Instruction: Each line of the material below that holds the word "right" needs to be copied.
┌──
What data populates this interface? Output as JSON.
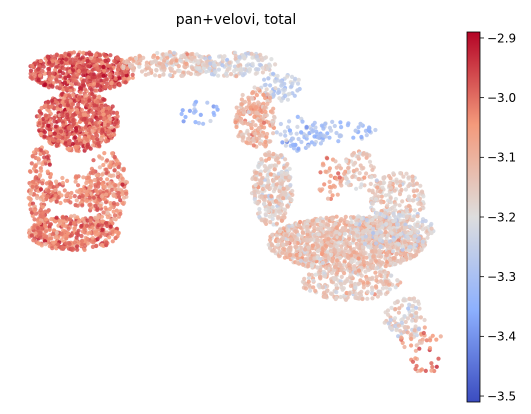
{
  "chart_data": {
    "type": "scatter",
    "title": "pan+velovi, total",
    "xlabel": "",
    "ylabel": "",
    "axes_visible": false,
    "grid": false,
    "x_range": [
      0,
      1
    ],
    "y_range": [
      0,
      1
    ],
    "colorbar": {
      "colormap": "coolwarm",
      "range": [
        -3.51,
        -2.89
      ],
      "ticks": [
        -2.9,
        -3.0,
        -3.1,
        -3.2,
        -3.3,
        -3.4,
        -3.5
      ],
      "tick_labels": [
        "−2.9",
        "−3.0",
        "−3.1",
        "−3.2",
        "−3.3",
        "−3.4",
        "−3.5"
      ],
      "position": "right"
    },
    "embedding_regions": [
      {
        "x": [
          0.0,
          0.26
        ],
        "y": [
          0.84,
          1.0
        ],
        "value": -2.98,
        "density": 2.2
      },
      {
        "x": [
          0.02,
          0.22
        ],
        "y": [
          0.6,
          0.84
        ],
        "value": -2.99,
        "density": 2.2
      },
      {
        "x": [
          0.0,
          0.06
        ],
        "y": [
          0.3,
          0.62
        ],
        "value": -3.03,
        "density": 1.3
      },
      {
        "x": [
          0.14,
          0.24
        ],
        "y": [
          0.3,
          0.6
        ],
        "value": -3.04,
        "density": 1.2
      },
      {
        "x": [
          0.04,
          0.2
        ],
        "y": [
          0.38,
          0.5
        ],
        "value": -3.02,
        "density": 1.0
      },
      {
        "x": [
          0.0,
          0.22
        ],
        "y": [
          0.2,
          0.34
        ],
        "value": -3.01,
        "density": 2.0
      },
      {
        "x": [
          0.22,
          0.46
        ],
        "y": [
          0.9,
          1.0
        ],
        "value": -3.14,
        "density": 1.4
      },
      {
        "x": [
          0.4,
          0.6
        ],
        "y": [
          0.9,
          1.0
        ],
        "value": -3.2,
        "density": 1.2
      },
      {
        "x": [
          0.56,
          0.66
        ],
        "y": [
          0.8,
          0.92
        ],
        "value": -3.25,
        "density": 0.9
      },
      {
        "x": [
          0.36,
          0.46
        ],
        "y": [
          0.7,
          0.82
        ],
        "value": -3.32,
        "density": 0.3
      },
      {
        "x": [
          0.5,
          0.6
        ],
        "y": [
          0.6,
          0.86
        ],
        "value": -3.1,
        "density": 1.3
      },
      {
        "x": [
          0.54,
          0.64
        ],
        "y": [
          0.3,
          0.6
        ],
        "value": -3.16,
        "density": 1.6
      },
      {
        "x": [
          0.6,
          0.72
        ],
        "y": [
          0.6,
          0.74
        ],
        "value": -3.31,
        "density": 0.6
      },
      {
        "x": [
          0.66,
          0.84
        ],
        "y": [
          0.64,
          0.72
        ],
        "value": -3.29,
        "density": 0.6
      },
      {
        "x": [
          0.7,
          0.76
        ],
        "y": [
          0.4,
          0.58
        ],
        "value": -3.06,
        "density": 0.6
      },
      {
        "x": [
          0.76,
          0.84
        ],
        "y": [
          0.44,
          0.6
        ],
        "value": -3.14,
        "density": 0.8
      },
      {
        "x": [
          0.82,
          0.96
        ],
        "y": [
          0.3,
          0.52
        ],
        "value": -3.15,
        "density": 1.0
      },
      {
        "x": [
          0.58,
          0.96
        ],
        "y": [
          0.12,
          0.34
        ],
        "value": -3.13,
        "density": 2.4
      },
      {
        "x": [
          0.66,
          0.9
        ],
        "y": [
          0.0,
          0.14
        ],
        "value": -3.15,
        "density": 1.2
      },
      {
        "x": [
          0.78,
          0.98
        ],
        "y": [
          0.2,
          0.36
        ],
        "value": -3.2,
        "density": 0.9
      },
      {
        "x": [
          0.86,
          0.96
        ],
        "y": [
          -0.16,
          0.02
        ],
        "value": -3.18,
        "density": 0.9
      },
      {
        "x": [
          0.9,
          1.0
        ],
        "y": [
          -0.22,
          -0.1
        ],
        "value": -3.07,
        "density": 0.4
      },
      {
        "x": [
          0.92,
          1.0
        ],
        "y": [
          -0.3,
          -0.22
        ],
        "value": -3.04,
        "density": 0.4
      }
    ]
  }
}
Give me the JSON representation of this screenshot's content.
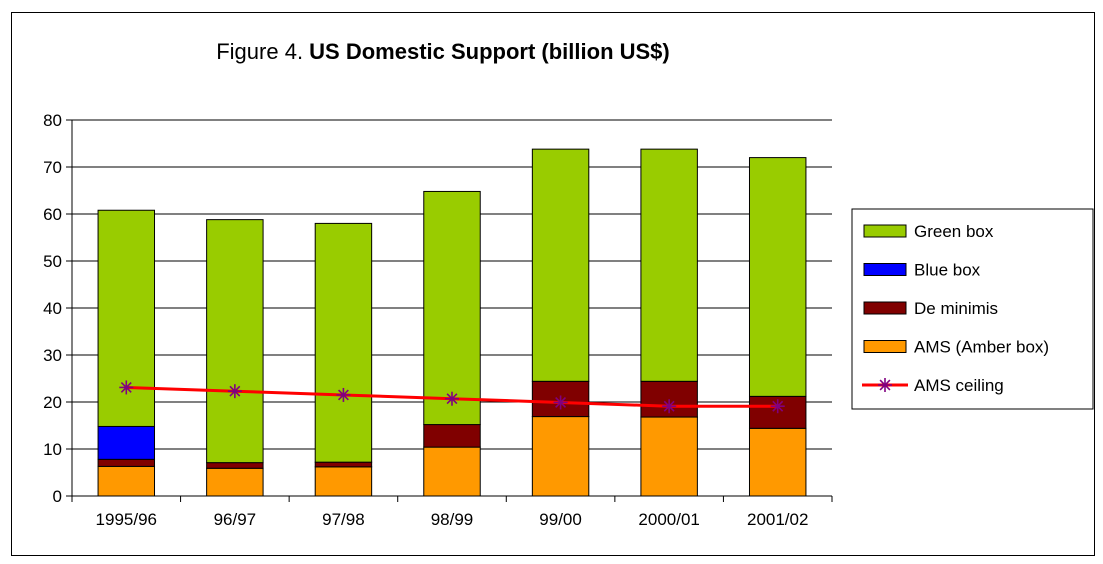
{
  "chart_data": {
    "type": "bar",
    "title_prefix": "Figure 4. ",
    "title_bold": "US Domestic Support (billion US$)",
    "categories": [
      "1995/96",
      "96/97",
      "97/98",
      "98/99",
      "99/00",
      "2000/01",
      "2001/02"
    ],
    "ylim": [
      0,
      80
    ],
    "yticks": [
      0,
      10,
      20,
      30,
      40,
      50,
      60,
      70,
      80
    ],
    "grid": true,
    "legend_position": "right",
    "stacked_series": [
      {
        "name": "AMS (Amber box)",
        "color": "#ff9900",
        "values": [
          6.3,
          5.9,
          6.2,
          10.4,
          16.9,
          16.8,
          14.4
        ]
      },
      {
        "name": "De minimis",
        "color": "#800000",
        "values": [
          1.5,
          1.2,
          1.0,
          4.8,
          7.5,
          7.6,
          6.8
        ]
      },
      {
        "name": "Blue box",
        "color": "#0000ff",
        "values": [
          7.0,
          0,
          0,
          0,
          0,
          0,
          0
        ]
      },
      {
        "name": "Green box",
        "color": "#99cc00",
        "values": [
          46.0,
          51.7,
          50.8,
          49.6,
          49.4,
          49.4,
          50.8
        ]
      }
    ],
    "line_series": {
      "name": "AMS ceiling",
      "line_color": "#ff0000",
      "marker_color": "#800080",
      "values": [
        23.1,
        22.3,
        21.5,
        20.7,
        19.9,
        19.1,
        19.1
      ]
    },
    "legend_order": [
      "Green box",
      "Blue box",
      "De minimis",
      "AMS (Amber box)",
      "AMS ceiling"
    ]
  }
}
└──
Reply to the task:
      "position": "right"
    "legend_position": "right",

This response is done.